### WHAT YOU WILL DO
Select from the data all lines with the word "Vertretung".
--- start SUPPLIED DATA ---
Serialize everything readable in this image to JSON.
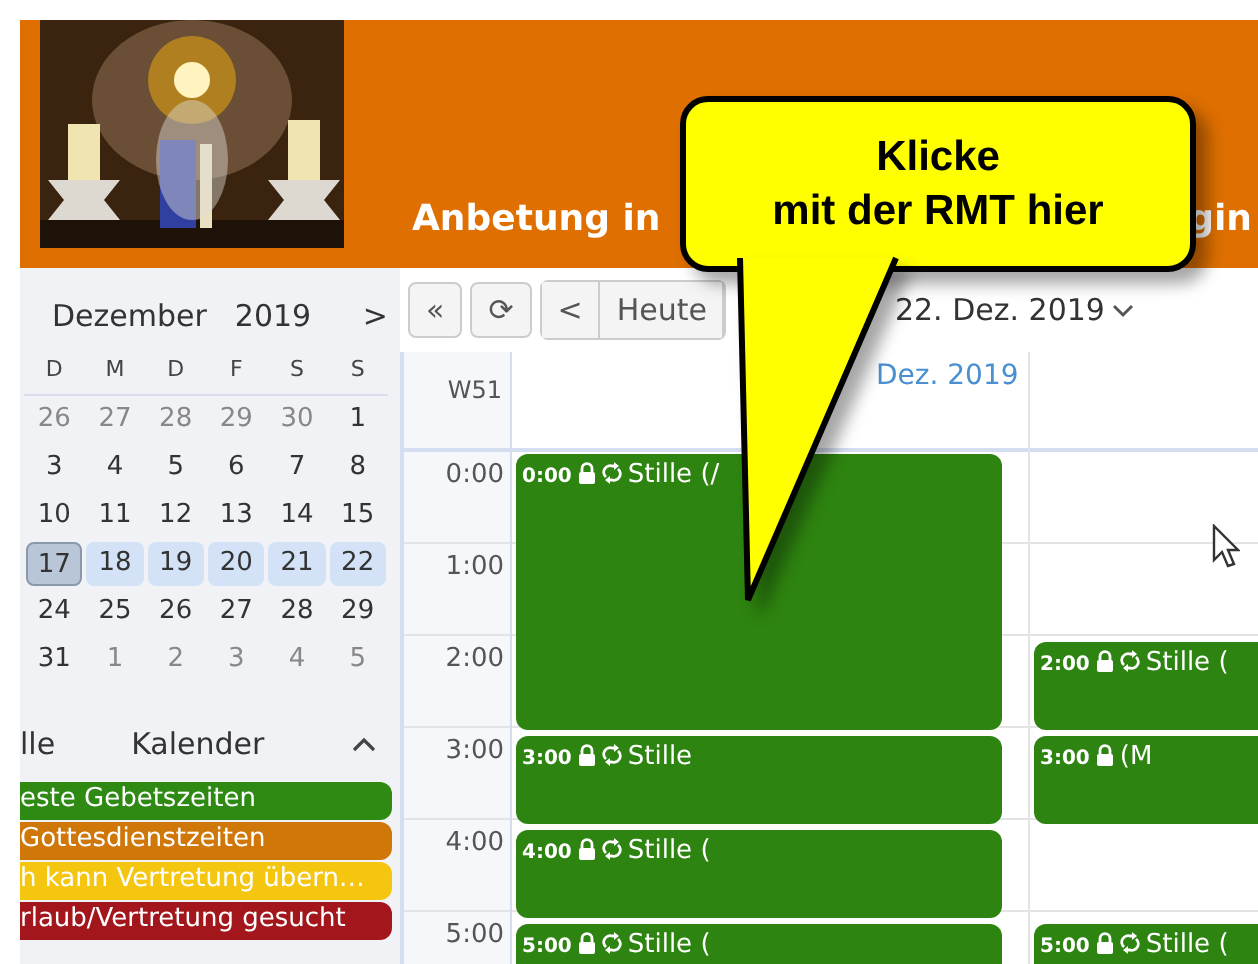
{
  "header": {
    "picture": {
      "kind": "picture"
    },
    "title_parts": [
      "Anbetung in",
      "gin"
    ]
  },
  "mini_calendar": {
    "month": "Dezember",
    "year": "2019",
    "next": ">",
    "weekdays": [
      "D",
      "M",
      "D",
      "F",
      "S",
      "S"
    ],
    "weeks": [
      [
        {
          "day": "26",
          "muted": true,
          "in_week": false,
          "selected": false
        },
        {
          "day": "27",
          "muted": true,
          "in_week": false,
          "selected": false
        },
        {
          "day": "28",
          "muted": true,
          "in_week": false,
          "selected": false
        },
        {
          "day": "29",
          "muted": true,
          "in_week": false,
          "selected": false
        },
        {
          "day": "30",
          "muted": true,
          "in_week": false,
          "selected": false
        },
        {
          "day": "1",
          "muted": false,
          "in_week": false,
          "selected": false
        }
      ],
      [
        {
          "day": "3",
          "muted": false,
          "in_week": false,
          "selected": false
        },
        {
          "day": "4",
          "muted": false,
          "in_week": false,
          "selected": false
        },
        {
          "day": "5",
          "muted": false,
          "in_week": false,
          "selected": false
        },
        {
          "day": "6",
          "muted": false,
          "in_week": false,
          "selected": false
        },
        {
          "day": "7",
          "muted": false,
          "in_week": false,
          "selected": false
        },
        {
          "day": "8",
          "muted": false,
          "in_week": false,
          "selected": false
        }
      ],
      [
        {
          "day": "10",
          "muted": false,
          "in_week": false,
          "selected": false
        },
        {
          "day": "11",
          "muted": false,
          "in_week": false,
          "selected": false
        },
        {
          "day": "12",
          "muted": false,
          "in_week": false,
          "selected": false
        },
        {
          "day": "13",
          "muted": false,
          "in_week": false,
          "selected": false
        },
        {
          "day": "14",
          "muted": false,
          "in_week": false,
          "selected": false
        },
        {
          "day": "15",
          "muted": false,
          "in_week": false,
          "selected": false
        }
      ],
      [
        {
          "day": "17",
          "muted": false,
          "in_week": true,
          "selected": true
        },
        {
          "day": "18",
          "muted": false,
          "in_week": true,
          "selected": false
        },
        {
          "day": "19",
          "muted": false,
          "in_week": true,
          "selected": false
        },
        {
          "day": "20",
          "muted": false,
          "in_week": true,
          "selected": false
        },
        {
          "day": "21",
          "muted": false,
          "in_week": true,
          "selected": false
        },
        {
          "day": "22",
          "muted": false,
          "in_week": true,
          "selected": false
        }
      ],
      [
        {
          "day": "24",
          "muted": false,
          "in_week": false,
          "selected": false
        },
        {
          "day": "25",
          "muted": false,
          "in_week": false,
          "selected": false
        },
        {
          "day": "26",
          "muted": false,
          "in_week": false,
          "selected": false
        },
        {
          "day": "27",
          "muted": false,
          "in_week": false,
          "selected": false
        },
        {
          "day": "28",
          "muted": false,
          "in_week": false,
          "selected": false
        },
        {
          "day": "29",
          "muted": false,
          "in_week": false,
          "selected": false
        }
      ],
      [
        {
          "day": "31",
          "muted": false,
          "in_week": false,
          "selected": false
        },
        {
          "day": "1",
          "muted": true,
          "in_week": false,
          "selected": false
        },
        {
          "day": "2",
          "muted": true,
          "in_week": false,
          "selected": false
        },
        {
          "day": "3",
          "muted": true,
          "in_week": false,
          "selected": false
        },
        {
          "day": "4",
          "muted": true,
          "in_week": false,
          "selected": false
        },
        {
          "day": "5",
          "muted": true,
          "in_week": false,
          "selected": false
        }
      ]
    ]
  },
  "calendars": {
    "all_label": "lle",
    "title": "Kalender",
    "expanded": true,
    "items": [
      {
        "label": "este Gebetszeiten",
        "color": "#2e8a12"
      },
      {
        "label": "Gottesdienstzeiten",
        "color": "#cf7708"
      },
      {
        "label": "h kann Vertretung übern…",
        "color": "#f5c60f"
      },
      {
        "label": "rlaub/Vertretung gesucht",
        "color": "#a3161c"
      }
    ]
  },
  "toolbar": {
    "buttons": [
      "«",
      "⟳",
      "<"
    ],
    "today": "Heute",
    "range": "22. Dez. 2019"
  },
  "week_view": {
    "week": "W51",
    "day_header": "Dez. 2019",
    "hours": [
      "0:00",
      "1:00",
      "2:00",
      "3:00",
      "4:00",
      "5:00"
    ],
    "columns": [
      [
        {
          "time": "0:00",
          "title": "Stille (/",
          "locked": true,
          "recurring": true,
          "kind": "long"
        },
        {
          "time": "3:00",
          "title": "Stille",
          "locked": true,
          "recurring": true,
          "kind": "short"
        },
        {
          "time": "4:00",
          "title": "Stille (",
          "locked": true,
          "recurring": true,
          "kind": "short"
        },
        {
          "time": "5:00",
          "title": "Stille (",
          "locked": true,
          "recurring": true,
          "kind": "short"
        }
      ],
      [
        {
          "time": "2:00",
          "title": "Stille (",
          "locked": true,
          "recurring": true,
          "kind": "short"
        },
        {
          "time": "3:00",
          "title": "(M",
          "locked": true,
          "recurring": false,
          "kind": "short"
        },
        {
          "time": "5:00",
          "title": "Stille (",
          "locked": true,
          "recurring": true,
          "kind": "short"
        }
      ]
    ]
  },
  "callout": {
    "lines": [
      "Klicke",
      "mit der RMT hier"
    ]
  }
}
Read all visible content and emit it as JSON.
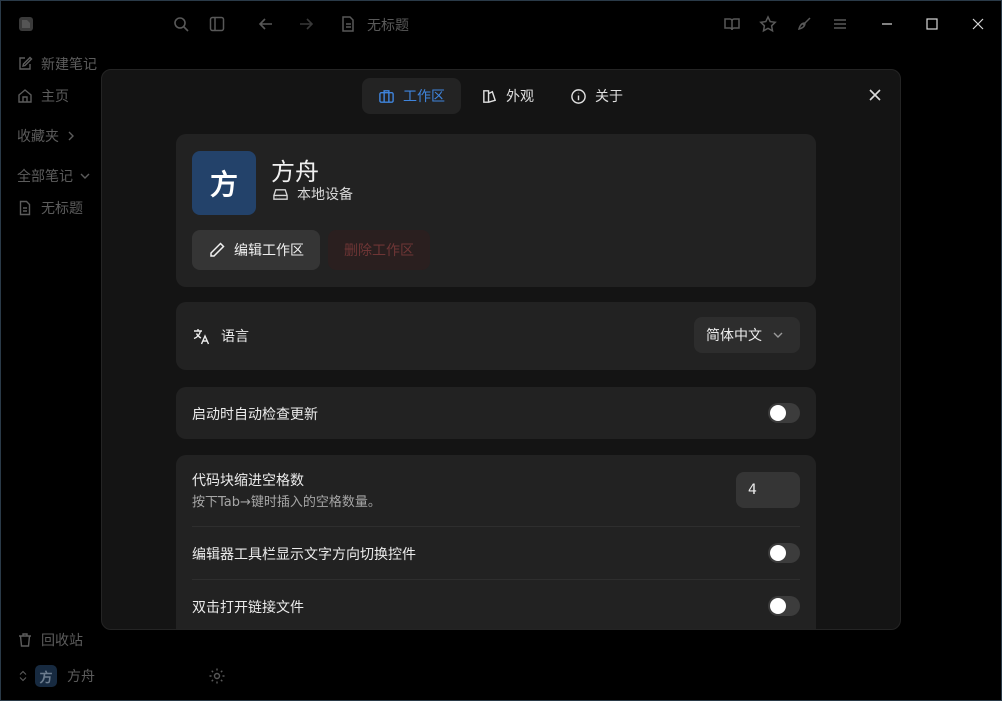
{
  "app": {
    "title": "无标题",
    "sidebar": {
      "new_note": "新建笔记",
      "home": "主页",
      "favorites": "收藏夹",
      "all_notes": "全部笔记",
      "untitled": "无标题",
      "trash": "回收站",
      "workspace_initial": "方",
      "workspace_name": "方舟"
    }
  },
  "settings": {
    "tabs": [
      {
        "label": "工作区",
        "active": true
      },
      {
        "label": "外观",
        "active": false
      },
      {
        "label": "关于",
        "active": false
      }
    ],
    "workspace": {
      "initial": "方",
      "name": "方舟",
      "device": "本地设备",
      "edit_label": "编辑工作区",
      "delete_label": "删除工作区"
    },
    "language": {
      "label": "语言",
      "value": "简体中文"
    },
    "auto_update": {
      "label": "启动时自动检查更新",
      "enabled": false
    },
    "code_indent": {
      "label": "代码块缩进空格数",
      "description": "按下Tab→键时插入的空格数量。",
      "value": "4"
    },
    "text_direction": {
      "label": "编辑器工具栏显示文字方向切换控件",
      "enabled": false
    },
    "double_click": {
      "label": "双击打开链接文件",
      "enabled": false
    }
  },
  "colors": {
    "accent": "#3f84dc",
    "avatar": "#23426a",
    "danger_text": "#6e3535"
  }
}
--- end SUPPLIED DATA ---
### SOLUTION FOR THIS EXERCISE
        "label": "h kann Vertretung übern…",
        "label": "rlaub/Vertretung gesucht",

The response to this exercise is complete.